(Stored entries)
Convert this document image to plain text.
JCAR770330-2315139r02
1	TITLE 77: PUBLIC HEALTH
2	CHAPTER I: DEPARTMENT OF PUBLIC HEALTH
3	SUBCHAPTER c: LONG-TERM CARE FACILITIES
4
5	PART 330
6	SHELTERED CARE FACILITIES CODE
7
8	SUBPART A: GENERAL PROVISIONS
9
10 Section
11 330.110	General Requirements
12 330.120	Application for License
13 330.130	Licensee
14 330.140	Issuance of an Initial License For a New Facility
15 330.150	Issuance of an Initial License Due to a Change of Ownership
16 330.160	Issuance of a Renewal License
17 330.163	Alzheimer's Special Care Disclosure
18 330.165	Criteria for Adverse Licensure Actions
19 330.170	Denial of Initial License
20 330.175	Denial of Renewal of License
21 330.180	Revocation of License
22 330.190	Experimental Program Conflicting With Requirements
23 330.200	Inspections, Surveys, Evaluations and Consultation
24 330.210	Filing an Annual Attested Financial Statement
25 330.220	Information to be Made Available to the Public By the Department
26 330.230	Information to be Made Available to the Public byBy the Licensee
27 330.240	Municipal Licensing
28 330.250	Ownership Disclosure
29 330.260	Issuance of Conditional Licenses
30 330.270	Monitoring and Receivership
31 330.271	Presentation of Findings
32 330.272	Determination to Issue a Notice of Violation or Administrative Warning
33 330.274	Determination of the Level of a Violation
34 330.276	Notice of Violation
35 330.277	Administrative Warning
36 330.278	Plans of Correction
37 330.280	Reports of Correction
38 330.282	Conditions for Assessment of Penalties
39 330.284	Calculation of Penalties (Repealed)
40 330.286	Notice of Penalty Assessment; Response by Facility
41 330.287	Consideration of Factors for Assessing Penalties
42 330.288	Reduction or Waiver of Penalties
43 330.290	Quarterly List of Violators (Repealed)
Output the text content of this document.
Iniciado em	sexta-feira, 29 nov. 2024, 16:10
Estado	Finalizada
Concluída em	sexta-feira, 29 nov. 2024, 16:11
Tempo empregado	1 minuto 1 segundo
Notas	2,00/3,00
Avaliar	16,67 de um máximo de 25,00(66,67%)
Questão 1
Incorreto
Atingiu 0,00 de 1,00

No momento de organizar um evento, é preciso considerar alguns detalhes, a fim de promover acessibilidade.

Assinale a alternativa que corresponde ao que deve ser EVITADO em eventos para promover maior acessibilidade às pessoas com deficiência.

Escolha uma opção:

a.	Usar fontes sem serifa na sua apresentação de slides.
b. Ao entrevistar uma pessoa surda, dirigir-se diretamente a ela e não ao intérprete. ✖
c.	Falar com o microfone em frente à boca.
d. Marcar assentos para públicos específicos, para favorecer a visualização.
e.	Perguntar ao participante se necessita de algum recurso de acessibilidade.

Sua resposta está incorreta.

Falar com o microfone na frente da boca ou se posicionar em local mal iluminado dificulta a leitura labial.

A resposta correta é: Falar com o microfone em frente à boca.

• Directions: Copy every line exactly. Leave nothing out.

• Reply to the task:
Convert this document image to plain text.
JCAR770330-2315139r02
1	TITLE 77: PUBLIC HEALTH
2	CHAPTER I: DEPARTMENT OF PUBLIC HEALTH
3	SUBCHAPTER c: LONG-TERM CARE FACILITIES
4
5	PART 330
6	SHELTERED CARE FACILITIES CODE
7
8	SUBPART A: GENERAL PROVISIONS
9
10 Section
11 330.110	General Requirements
12 330.120	Application for License
13 330.130	Licensee
14 330.140	Issuance of an Initial License For a New Facility
15 330.150	Issuance of an Initial License Due to a Change of Ownership
16 330.160	Issuance of a Renewal License
17 330.163	Alzheimer's Special Care Disclosure
18 330.165	Criteria for Adverse Licensure Actions
19 330.170	Denial of Initial License
20 330.175	Denial of Renewal of License
21 330.180	Revocation of License
22 330.190	Experimental Program Conflicting With Requirements
23 330.200	Inspections, Surveys, Evaluations and Consultation
24 330.210	Filing an Annual Attested Financial Statement
25 330.220	Information to be Made Available to the Public By the Department
26 330.230	Information to be Made Available to the Public byBy the Licensee
27 330.240	Municipal Licensing
28 330.250	Ownership Disclosure
29 330.260	Issuance of Conditional Licenses
30 330.270	Monitoring and Receivership
31 330.271	Presentation of Findings
32 330.272	Determination to Issue a Notice of Violation or Administrative Warning
33 330.274	Determination of the Level of a Violation
34 330.276	Notice of Violation
35 330.277	Administrative Warning
36 330.278	Plans of Correction
37 330.280	Reports of Correction
38 330.282	Conditions for Assessment of Penalties
39 330.284	Calculation of Penalties (Repealed)
40 330.286	Notice of Penalty Assessment; Response by Facility
41 330.287	Consideration of Factors for Assessing Penalties
42 330.288	Reduction or Waiver of Penalties
43 330.290	Quarterly List of Violators (Repealed)
Output the text content of this document.
Iniciado em	sexta-feira, 29 nov. 2024, 16:10
Estado	Finalizada
Concluída em	sexta-feira, 29 nov. 2024, 16:11
Tempo empregado	1 minuto 1 segundo
Notas	2,00/3,00
Avaliar	16,67 de um máximo de 25,00(66,67%)
Questão 1
Incorreto
Atingiu 0,00 de 1,00

No momento de organizar um evento, é preciso considerar alguns detalhes, a fim de promover acessibilidade.

Assinale a alternativa que corresponde ao que deve ser EVITADO em eventos para promover maior acessibilidade às pessoas com deficiência.

Escolha uma opção:

a.	Usar fontes sem serifa na sua apresentação de slides.
b. Ao entrevistar uma pessoa surda, dirigir-se diretamente a ela e não ao intérprete. ✖
c.	Falar com o microfone em frente à boca.
d. Marcar assentos para públicos específicos, para favorecer a visualização.
e.	Perguntar ao participante se necessita de algum recurso de acessibilidade.

Sua resposta está incorreta.

Falar com o microfone na frente da boca ou se posicionar em local mal iluminado dificulta a leitura labial.

A resposta correta é: Falar com o microfone em frente à boca.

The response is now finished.